-- start Records to process --
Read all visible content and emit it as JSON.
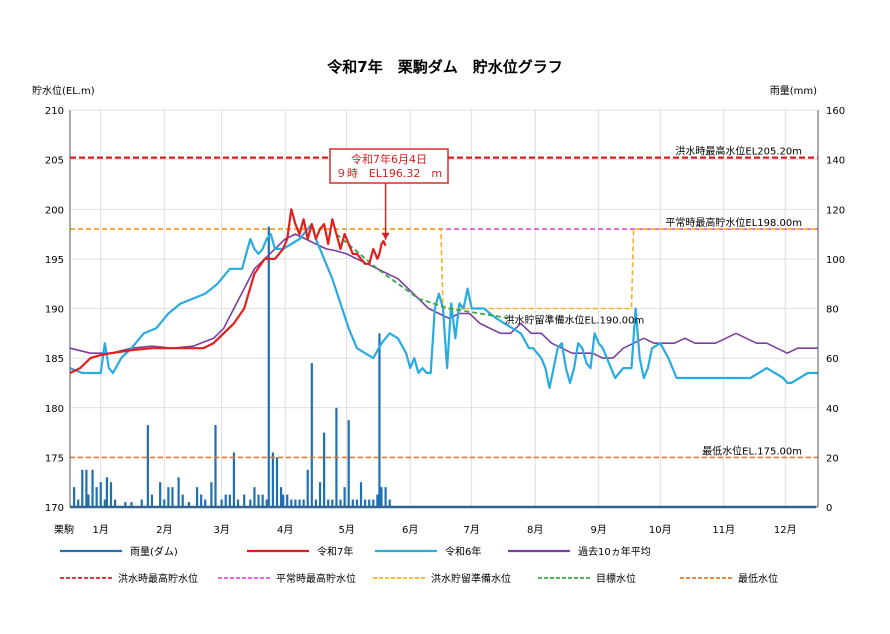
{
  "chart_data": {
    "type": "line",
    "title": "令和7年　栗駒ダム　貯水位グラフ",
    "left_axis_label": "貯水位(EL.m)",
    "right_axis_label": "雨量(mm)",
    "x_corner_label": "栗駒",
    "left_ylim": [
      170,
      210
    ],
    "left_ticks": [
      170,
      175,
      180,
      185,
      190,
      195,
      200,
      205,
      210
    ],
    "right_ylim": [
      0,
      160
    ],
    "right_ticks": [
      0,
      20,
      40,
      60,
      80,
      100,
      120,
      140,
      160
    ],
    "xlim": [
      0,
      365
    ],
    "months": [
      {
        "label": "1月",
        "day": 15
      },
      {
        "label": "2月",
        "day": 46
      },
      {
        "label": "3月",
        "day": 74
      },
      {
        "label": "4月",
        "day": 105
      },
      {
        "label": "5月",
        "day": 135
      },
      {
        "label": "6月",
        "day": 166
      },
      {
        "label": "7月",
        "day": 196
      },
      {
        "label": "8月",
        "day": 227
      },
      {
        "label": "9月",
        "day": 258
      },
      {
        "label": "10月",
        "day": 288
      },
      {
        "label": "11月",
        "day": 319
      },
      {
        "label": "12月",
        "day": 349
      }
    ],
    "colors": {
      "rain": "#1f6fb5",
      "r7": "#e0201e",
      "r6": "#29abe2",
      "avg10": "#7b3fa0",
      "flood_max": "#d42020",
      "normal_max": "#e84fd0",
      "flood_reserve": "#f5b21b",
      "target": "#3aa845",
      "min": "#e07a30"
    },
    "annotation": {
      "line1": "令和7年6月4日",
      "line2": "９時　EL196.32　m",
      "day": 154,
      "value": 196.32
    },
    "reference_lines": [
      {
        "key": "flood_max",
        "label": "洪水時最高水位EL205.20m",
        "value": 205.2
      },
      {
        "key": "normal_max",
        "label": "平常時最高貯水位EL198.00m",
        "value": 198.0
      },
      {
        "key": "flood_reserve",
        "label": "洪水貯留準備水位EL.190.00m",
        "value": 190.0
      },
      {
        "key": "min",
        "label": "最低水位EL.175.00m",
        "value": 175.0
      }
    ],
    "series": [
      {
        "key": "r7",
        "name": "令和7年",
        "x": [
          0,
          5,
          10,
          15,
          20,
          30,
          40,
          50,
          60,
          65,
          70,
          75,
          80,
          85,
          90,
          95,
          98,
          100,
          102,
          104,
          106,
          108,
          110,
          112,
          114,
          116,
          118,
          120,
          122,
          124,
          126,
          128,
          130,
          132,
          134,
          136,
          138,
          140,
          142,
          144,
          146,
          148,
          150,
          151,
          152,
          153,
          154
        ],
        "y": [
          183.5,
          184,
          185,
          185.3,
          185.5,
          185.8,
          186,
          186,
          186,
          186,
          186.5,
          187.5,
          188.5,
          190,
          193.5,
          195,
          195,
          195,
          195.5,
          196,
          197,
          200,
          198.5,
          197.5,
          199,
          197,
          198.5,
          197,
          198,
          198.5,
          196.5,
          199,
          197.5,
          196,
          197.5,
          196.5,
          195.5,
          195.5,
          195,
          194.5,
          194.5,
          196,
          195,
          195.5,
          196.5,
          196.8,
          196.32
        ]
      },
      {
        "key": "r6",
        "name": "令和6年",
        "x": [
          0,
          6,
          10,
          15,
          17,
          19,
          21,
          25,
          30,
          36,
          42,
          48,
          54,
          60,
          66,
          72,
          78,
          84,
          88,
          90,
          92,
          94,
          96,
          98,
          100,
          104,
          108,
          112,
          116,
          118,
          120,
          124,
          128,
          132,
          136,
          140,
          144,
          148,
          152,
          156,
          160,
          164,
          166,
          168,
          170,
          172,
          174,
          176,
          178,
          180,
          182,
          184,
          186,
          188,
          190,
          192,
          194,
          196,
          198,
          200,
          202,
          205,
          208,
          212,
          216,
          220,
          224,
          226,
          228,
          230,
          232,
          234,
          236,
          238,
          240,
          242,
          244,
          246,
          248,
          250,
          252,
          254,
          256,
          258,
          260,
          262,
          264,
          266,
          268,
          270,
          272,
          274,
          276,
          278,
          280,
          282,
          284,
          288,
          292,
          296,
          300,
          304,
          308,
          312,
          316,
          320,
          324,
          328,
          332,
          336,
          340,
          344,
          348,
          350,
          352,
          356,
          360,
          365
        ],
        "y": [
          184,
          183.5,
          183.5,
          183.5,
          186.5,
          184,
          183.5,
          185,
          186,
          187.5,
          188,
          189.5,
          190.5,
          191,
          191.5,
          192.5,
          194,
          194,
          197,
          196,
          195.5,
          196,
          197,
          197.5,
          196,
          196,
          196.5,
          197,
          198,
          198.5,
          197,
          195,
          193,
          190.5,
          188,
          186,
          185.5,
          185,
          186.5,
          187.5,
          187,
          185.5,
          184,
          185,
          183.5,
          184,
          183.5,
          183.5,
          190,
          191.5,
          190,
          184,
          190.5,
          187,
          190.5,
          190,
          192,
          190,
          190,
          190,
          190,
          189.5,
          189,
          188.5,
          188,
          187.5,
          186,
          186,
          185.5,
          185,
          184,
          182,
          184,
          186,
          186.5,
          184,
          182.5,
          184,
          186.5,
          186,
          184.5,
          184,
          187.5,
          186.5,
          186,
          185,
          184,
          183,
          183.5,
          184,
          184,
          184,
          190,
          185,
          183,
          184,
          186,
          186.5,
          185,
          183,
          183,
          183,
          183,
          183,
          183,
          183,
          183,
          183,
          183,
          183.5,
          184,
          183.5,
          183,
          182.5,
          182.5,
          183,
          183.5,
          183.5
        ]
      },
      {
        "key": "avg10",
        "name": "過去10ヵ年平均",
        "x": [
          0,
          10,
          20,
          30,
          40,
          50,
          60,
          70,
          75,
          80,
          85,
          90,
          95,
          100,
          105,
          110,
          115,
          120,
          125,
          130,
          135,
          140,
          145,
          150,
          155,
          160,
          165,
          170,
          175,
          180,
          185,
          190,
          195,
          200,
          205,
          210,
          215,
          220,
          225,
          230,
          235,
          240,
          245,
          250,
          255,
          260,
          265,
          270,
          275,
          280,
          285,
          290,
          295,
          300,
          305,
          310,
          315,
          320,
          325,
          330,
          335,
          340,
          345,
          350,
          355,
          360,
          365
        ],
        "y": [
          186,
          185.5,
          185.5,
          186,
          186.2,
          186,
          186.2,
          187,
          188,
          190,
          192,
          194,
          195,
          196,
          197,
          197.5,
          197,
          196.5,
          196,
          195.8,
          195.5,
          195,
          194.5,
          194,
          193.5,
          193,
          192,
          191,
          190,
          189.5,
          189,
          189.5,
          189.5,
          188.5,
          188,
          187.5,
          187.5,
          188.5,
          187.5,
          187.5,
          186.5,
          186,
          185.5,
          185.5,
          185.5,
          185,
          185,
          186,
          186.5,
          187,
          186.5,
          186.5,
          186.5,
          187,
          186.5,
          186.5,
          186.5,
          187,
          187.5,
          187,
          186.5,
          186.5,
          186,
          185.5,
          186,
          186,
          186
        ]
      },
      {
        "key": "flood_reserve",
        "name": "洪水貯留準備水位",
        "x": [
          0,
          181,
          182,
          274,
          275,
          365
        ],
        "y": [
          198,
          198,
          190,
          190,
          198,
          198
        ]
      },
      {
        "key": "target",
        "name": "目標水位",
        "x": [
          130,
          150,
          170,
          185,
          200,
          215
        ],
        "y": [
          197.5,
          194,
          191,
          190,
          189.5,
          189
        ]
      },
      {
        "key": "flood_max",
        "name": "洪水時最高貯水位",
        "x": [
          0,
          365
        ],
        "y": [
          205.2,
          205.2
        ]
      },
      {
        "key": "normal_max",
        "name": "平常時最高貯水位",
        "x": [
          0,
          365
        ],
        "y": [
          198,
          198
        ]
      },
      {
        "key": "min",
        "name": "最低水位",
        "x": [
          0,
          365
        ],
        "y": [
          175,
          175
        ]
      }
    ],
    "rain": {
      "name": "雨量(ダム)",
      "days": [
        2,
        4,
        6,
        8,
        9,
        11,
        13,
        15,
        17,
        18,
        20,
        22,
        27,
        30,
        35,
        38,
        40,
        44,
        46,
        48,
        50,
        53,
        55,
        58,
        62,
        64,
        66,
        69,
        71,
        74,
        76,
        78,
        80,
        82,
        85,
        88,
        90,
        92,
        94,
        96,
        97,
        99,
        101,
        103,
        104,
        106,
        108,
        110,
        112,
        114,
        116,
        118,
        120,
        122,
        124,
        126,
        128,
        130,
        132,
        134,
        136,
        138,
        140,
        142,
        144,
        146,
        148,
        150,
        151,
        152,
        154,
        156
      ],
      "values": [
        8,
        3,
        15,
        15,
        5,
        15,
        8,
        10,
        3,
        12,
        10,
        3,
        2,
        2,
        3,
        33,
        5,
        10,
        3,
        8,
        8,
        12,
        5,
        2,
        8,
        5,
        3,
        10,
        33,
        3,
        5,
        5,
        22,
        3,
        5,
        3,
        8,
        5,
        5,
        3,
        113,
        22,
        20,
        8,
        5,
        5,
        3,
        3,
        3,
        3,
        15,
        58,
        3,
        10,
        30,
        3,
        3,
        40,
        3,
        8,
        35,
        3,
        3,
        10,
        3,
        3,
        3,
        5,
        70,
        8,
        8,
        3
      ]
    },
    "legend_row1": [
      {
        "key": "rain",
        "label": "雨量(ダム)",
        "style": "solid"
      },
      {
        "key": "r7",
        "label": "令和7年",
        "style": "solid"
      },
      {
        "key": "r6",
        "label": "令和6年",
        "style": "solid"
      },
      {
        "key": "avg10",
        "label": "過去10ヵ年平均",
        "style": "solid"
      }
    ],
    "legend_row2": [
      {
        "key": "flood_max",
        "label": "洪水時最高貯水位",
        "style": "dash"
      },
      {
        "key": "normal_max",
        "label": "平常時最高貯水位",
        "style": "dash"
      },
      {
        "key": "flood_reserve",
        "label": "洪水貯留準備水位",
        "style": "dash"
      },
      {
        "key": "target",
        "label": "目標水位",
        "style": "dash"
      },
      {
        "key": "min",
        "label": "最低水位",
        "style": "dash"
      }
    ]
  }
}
-- end Records to process --
-- start Records to process --
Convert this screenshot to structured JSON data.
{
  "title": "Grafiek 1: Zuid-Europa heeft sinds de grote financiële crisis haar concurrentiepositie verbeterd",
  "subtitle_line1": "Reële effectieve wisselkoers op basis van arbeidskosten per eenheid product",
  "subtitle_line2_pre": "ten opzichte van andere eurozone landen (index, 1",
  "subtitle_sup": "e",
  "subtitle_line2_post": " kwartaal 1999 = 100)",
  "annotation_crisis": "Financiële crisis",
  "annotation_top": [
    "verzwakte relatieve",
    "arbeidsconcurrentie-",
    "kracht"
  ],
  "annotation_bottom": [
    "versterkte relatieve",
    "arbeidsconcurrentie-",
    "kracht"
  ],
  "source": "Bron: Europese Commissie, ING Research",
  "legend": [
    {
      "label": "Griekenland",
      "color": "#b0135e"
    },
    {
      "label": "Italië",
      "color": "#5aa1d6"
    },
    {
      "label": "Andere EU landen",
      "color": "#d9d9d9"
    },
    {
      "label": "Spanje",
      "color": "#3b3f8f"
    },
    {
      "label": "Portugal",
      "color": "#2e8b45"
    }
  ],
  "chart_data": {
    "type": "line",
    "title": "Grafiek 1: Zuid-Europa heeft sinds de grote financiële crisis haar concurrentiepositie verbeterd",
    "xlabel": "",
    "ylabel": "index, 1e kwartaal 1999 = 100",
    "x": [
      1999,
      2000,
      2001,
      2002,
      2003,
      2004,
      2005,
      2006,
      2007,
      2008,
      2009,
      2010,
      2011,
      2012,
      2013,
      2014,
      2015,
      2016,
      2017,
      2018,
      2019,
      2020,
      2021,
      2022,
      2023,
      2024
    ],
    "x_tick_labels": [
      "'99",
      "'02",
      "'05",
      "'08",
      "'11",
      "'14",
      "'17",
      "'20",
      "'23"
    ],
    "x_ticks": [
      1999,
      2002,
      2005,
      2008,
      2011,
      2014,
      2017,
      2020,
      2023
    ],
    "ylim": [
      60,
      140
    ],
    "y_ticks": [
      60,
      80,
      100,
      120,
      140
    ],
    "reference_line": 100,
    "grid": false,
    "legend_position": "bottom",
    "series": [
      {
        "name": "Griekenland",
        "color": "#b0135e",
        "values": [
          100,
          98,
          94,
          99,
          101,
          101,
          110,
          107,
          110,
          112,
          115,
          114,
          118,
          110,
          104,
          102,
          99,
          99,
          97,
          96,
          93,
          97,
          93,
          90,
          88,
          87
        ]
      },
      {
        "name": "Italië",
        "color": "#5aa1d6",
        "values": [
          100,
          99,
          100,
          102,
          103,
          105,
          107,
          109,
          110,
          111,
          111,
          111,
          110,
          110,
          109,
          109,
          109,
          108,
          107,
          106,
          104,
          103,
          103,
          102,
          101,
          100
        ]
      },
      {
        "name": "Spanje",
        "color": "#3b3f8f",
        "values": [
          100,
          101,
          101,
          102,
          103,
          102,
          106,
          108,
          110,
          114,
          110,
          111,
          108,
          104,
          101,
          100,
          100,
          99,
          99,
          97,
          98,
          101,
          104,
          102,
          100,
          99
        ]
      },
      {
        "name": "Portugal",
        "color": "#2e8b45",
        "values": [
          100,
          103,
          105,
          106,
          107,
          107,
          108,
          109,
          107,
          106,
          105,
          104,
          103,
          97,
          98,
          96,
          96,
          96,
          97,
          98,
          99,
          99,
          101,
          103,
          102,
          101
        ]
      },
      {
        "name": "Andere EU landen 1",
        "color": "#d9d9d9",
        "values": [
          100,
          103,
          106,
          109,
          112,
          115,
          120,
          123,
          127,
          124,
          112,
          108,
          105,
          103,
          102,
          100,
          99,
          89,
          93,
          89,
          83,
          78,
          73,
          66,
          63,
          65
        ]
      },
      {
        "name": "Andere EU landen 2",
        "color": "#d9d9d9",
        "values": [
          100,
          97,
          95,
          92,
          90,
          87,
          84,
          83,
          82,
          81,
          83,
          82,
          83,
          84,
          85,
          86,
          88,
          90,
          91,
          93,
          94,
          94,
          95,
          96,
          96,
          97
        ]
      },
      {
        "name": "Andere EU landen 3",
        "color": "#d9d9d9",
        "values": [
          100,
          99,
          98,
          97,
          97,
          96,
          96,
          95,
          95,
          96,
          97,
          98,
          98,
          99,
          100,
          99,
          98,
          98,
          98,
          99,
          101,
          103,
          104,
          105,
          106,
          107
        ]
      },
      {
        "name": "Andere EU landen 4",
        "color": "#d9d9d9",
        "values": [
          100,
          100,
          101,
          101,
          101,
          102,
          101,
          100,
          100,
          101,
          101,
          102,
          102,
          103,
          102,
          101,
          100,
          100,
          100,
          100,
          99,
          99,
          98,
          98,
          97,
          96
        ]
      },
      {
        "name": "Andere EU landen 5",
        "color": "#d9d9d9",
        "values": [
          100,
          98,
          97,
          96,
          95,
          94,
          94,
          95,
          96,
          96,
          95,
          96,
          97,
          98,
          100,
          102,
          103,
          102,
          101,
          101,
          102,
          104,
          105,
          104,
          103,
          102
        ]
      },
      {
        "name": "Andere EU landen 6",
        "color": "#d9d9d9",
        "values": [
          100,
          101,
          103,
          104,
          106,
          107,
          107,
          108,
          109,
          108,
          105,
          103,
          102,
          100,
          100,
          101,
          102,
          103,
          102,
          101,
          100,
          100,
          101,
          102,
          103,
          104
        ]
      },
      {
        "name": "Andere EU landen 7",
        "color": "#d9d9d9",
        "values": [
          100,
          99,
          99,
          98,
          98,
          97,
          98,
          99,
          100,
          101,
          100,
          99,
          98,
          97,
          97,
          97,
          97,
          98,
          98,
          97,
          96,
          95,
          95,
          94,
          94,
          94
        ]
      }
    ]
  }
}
-- end Records to process --
*Given problem*.
Pull every line containing "JSON" out of the records.

*Completed exercise*.
Read all visible content and emit it as JSON.
Convert this screenshot to structured JSON data.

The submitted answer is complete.